Data to process:
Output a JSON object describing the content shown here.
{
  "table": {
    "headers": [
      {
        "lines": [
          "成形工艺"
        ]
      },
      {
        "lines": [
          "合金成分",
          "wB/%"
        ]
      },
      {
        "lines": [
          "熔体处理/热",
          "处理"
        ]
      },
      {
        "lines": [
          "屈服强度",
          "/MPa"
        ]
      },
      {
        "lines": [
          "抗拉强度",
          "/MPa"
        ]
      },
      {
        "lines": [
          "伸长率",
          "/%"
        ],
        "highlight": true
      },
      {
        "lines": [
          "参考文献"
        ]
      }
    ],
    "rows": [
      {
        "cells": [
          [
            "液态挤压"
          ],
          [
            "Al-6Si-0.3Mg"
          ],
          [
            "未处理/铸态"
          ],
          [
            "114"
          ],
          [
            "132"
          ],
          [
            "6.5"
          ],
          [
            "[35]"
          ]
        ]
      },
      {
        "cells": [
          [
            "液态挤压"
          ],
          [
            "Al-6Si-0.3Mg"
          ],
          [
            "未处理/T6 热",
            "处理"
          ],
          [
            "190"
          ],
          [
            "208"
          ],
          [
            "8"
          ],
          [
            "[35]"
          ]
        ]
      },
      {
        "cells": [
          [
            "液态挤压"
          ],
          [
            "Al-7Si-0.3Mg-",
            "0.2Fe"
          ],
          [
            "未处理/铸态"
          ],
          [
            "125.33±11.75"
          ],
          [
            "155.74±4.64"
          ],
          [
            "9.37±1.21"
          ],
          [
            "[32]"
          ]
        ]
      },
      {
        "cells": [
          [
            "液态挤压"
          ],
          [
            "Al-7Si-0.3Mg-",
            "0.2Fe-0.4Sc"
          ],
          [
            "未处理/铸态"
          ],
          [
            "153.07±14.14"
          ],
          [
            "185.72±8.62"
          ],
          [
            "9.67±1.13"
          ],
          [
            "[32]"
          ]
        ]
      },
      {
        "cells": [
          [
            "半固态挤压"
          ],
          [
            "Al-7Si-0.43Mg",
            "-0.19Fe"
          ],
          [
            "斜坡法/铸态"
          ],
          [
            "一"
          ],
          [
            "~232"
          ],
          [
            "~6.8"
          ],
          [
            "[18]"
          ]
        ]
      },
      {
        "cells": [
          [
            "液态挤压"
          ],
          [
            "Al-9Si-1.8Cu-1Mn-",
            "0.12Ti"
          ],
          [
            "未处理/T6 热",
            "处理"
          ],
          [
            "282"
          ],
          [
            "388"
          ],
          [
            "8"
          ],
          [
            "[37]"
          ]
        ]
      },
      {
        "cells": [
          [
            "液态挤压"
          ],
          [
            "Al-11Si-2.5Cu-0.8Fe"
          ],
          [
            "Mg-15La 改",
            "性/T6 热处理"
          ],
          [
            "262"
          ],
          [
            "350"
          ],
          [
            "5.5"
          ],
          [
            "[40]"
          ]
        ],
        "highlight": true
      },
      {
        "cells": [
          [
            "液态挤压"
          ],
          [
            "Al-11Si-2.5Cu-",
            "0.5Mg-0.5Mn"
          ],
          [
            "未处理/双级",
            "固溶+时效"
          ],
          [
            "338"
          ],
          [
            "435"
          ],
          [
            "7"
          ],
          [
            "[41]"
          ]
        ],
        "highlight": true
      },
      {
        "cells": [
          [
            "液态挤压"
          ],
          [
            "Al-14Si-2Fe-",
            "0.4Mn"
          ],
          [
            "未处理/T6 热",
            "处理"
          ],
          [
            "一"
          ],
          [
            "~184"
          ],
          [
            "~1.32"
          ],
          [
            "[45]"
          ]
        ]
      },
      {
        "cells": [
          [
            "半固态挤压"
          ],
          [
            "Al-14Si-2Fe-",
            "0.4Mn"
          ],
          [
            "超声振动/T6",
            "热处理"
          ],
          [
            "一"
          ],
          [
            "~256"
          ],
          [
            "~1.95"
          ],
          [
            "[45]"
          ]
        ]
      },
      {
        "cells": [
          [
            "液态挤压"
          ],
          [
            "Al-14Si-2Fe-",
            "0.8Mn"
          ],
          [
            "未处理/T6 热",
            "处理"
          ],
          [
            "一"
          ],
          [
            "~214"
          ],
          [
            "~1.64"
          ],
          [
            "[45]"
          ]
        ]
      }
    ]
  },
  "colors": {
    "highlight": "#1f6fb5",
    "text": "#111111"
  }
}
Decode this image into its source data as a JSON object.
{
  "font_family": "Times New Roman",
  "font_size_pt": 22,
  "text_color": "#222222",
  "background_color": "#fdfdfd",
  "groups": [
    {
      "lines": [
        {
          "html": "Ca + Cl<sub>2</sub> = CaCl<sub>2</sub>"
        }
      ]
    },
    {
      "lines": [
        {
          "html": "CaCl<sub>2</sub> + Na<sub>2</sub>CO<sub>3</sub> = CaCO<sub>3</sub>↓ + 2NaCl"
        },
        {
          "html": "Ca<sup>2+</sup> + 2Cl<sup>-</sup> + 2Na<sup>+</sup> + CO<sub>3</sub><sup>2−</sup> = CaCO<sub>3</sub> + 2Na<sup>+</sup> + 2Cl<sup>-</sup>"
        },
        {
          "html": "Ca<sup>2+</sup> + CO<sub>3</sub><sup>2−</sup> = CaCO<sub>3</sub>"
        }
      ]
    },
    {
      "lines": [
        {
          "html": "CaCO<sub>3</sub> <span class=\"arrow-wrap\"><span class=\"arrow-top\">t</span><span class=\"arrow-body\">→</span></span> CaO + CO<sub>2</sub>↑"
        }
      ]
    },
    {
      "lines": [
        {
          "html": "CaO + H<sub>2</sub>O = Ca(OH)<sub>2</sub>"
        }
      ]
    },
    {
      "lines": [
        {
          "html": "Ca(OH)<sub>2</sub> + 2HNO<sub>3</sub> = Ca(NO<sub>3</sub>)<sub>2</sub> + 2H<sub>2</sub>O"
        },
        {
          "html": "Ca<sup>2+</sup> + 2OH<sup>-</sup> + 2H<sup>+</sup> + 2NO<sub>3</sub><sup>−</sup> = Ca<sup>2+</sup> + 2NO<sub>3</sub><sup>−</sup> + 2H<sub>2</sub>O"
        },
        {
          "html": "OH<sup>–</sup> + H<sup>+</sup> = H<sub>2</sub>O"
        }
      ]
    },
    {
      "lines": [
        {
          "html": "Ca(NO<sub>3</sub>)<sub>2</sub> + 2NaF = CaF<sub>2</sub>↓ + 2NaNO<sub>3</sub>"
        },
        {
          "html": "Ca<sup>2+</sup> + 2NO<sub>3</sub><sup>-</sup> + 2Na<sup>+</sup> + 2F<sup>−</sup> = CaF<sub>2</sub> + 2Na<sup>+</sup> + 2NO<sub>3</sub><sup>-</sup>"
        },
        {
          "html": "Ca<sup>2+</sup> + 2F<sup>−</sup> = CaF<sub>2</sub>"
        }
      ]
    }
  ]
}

Task description:
Only the lines from the one with "Decode this image" through the end of the material are wanted; copy them exactly, both ends included.

Exercise response:
Decode this image into its source data as a JSON object.
{
  "font_family": "Times New Roman",
  "font_size_pt": 22,
  "text_color": "#222222",
  "background_color": "#fdfdfd",
  "groups": [
    {
      "lines": [
        {
          "html": "Ca + Cl<sub>2</sub> = CaCl<sub>2</sub>"
        }
      ]
    },
    {
      "lines": [
        {
          "html": "CaCl<sub>2</sub> + Na<sub>2</sub>CO<sub>3</sub> = CaCO<sub>3</sub>↓ + 2NaCl"
        },
        {
          "html": "Ca<sup>2+</sup> + 2Cl<sup>-</sup> + 2Na<sup>+</sup> + CO<sub>3</sub><sup>2−</sup> = CaCO<sub>3</sub> + 2Na<sup>+</sup> + 2Cl<sup>-</sup>"
        },
        {
          "html": "Ca<sup>2+</sup> + CO<sub>3</sub><sup>2−</sup> = CaCO<sub>3</sub>"
        }
      ]
    },
    {
      "lines": [
        {
          "html": "CaCO<sub>3</sub> <span class=\"arrow-wrap\"><span class=\"arrow-top\">t</span><span class=\"arrow-body\">→</span></span> CaO + CO<sub>2</sub>↑"
        }
      ]
    },
    {
      "lines": [
        {
          "html": "CaO + H<sub>2</sub>O = Ca(OH)<sub>2</sub>"
        }
      ]
    },
    {
      "lines": [
        {
          "html": "Ca(OH)<sub>2</sub> + 2HNO<sub>3</sub> = Ca(NO<sub>3</sub>)<sub>2</sub> + 2H<sub>2</sub>O"
        },
        {
          "html": "Ca<sup>2+</sup> + 2OH<sup>-</sup> + 2H<sup>+</sup> + 2NO<sub>3</sub><sup>−</sup> = Ca<sup>2+</sup> + 2NO<sub>3</sub><sup>−</sup> + 2H<sub>2</sub>O"
        },
        {
          "html": "OH<sup>–</sup> + H<sup>+</sup> = H<sub>2</sub>O"
        }
      ]
    },
    {
      "lines": [
        {
          "html": "Ca(NO<sub>3</sub>)<sub>2</sub> + 2NaF = CaF<sub>2</sub>↓ + 2NaNO<sub>3</sub>"
        },
        {
          "html": "Ca<sup>2+</sup> + 2NO<sub>3</sub><sup>-</sup> + 2Na<sup>+</sup> + 2F<sup>−</sup> = CaF<sub>2</sub> + 2Na<sup>+</sup> + 2NO<sub>3</sub><sup>-</sup>"
        },
        {
          "html": "Ca<sup>2+</sup> + 2F<sup>−</sup> = CaF<sub>2</sub>"
        }
      ]
    }
  ]
}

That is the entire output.